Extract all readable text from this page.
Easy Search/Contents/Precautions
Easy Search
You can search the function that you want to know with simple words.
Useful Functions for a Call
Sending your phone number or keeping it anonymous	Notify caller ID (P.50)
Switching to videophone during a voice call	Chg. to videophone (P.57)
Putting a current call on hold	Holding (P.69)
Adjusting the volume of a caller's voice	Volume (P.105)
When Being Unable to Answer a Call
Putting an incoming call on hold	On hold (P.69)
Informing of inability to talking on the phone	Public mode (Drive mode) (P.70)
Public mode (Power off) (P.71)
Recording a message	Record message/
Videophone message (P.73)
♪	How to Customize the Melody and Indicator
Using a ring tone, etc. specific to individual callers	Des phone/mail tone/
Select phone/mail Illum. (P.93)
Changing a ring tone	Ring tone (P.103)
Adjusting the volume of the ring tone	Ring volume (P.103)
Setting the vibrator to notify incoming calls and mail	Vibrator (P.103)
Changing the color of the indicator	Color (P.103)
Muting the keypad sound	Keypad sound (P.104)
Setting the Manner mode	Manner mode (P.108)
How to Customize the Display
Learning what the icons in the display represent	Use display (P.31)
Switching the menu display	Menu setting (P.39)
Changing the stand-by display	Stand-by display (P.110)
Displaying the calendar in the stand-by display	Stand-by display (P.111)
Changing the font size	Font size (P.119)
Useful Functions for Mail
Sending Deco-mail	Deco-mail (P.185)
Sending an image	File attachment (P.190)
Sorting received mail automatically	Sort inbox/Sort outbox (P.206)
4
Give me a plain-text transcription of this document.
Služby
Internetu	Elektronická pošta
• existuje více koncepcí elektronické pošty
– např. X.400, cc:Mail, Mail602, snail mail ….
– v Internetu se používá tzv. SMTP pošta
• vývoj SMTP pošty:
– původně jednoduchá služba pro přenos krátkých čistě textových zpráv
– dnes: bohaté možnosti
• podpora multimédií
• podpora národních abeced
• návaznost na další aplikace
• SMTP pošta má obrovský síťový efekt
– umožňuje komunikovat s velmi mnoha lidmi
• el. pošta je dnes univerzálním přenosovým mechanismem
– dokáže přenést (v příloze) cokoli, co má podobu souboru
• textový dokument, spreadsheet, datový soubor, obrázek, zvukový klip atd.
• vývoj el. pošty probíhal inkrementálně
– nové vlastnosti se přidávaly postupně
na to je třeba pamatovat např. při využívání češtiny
· · · · ·
• _TASK_
Search the records above for the string "incoming". Copy every line that contains it.

• _PROBLEM SOLUTION_
Putting an incoming call on hold	On hold (P.69)
Setting the vibrator to notify incoming calls and mail	Vibrator (P.103)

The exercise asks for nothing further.